# [Consigne A]
Répondez à ces questions sur le texte consacré aux extrêmes droites européennes :
(i) Quel est le titre de l'article du Diplo cité dans le premier paragraphe ?
(ii) Quelles sont les trois entités de la typologie décrite dans le deuxième paragraphe ?
(iii) D'après le dernier paragraphe, quel trait le plus saillant de la nouvelle extrême droite le journaliste n'a-t-il pas vu ?
# [Consigne B]
Poursuivez le texte consacré aux extrêmes droites européennes à partir de sa dernière phrase.

# [Texte fourni]
Dans un article du Diplo de janvier, intitulé « En Europe, le jeu des trois familles », on peut lire une analyse ahurissante des extrêmes droites européennes aujourd’hui. Armé d’une typologie ternaire aussi grossière que grotesque, fruit d’un speed dating avec deux chercheurs, par ailleurs réellement compétents (Jean-Yves Camus, Piero Ignazi), notre journaliste prétend aborder son objet d’étude comme Milou gravissant le Mont Everest.
Dans cette typologie - pauvre Max Weber - on distingue trois entités. Pas une de plus. Car l'adepte des soucoupes volantes est aussi un adepte du non troppo. Soit l’extrême droite old school (les néofascistes traditionnels), les partis anti-système en quête de respectabilité et les «ovni ». Une, deux, trois, le compte est bon. Bien sûr, l’ufologue a quelques années de vol, aussi il n’a négligé aucun signe extérieur de sérieux, de ceux qui esbaudissent le chaland : batterie de chiffres (pourcentage avec au moins une décimale), name dropping de partis européens (des plus exotiques), et pseudo exhaustivité (une exploration « panoramique » qui se déploie d’Ouest en Est). Mais très rapidement il en revient à son confusionnisme naturel. Ou, pour mieux dire, son réductionnisme confus.
Ainsi, notre chercheur de petits hommes verts-bruns n’a pas vu que le trait particulier, le plus saillant de cette nouvelle extrême droite était son caractère transversal et sa structure en chiasme. Car cela fait un moment que Rome n'est plus dans Rome et pour comprendre le phénomène il vaut mieux étudier son orbi que son urbi. L’approche « substantialiste » n’est d’aucun intérêt, encore moins quand elle est confuse. Appréhender le phénomène à sa juste mesure réclame une perspective systémique et relationnelle car, en pour dire vrai, ce sont les sociétés européennes dans leur ensemble qui ont muté (le curseur à droite toute). Et c’est seulement à cette aune qu’on peut comprendre la mutation de l’objet « extrême droite » ; objet qui joue une tout autre fonction aujourd’hui. Mais c’est trop demander à notre joyeux ufologue, lui qui réduit le jeu de sept familles à un médiocre tiercé de fafs.

# [Données fournies]
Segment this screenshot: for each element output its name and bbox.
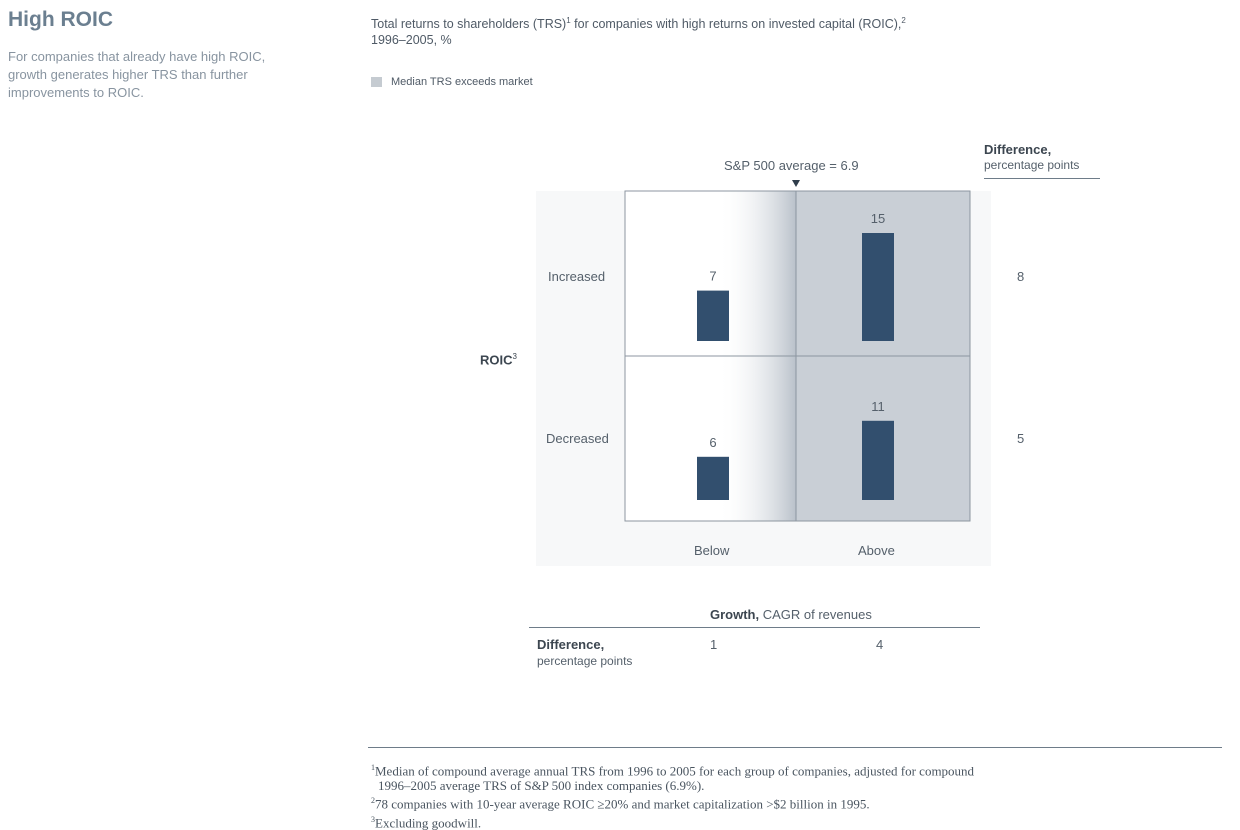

# [Réponse attendue A]
(i) « En Europe, le jeu des trois familles »
(ii) L'extrême droite old school (les néofascistes traditionnels), les partis anti-système en quête de respectabilité et les « ovni »
(iii) Son caractère transversal et sa structure en chiasme

# [Réponse attendue B]
Cette approche lui aurait pourtant révélé bien des choses. Ainsi, le racisme, qui traverse de part en part les sociétés européennes, et tout particulièrement française, vient du haut, notamment de la sphère politico-médiatique, mais également de l’élite intellectuelle. C’est un racisme froid qui relève avant tout d’une construction intellectuelle qu'il s'agit de faire percoler dans la société entière. « Ce qu’on appelle racisme aujourd’hui dans notre pays est essentiellement la conjonction de deux choses. Ce sont d’abord des formes de discrimination à l’embauche ou au logement qui s’exercent parfaitement dans des bureaux aseptisés. Ce sont ensuite des mesures d’Etat dont aucune n’a été la conséquence de mouvements de masse : restrictions à l’entrée du territoire, refus de donner des papiers à des gens qui travaillent, cotisent et paient des impôts en France depuis des années, restriction du droit du sol, double peine, lois contre le foulard et la burqa, taux imposés de reconduites à la frontière ou de démantèlements de campements de nomades. Ces mesures ont pour but essentiel de précariser une partie de la population quant à ses droits de travailleurs ou de citoyens, de constituer une population de travailleurs qui peuvent toujours être renvoyés chez eux et de Français qui ne sont pas assurés de le rester. » (*)
D’autre part, il existe un vaste phénomène de contamination réciproque. D'un côté, si l’extrême droite recourt à la séquence discursive « musulman = islamiste = nazi », celle-ci traîne un peu partout dans la prose dite républicaine. Et si cette nouvelle extrême droite a compris l’usage qu’il est possible de faire de la laïcité, du féminisme, de la liberté d’expression, de la lutte contre l’antisémitisme, c'est grâce à des intercesseurs de « gauche » (1) qui sont passés maître en stratégie du contournement (et du renversement) de l’accusation de racisme (devenant pour le coup de véritables think thank pour fachos). D’un autre côté, on trouve aujourd’hui dans tout le champ politico-médiatique (et bien au-delà) des postures « identitaristes », dont l’usage généralisé des termes, particulièrement connotés pourtant, d’ « Occident » et de « Civilisation judéo-chrétienne » sont une des nombreuses manifestations.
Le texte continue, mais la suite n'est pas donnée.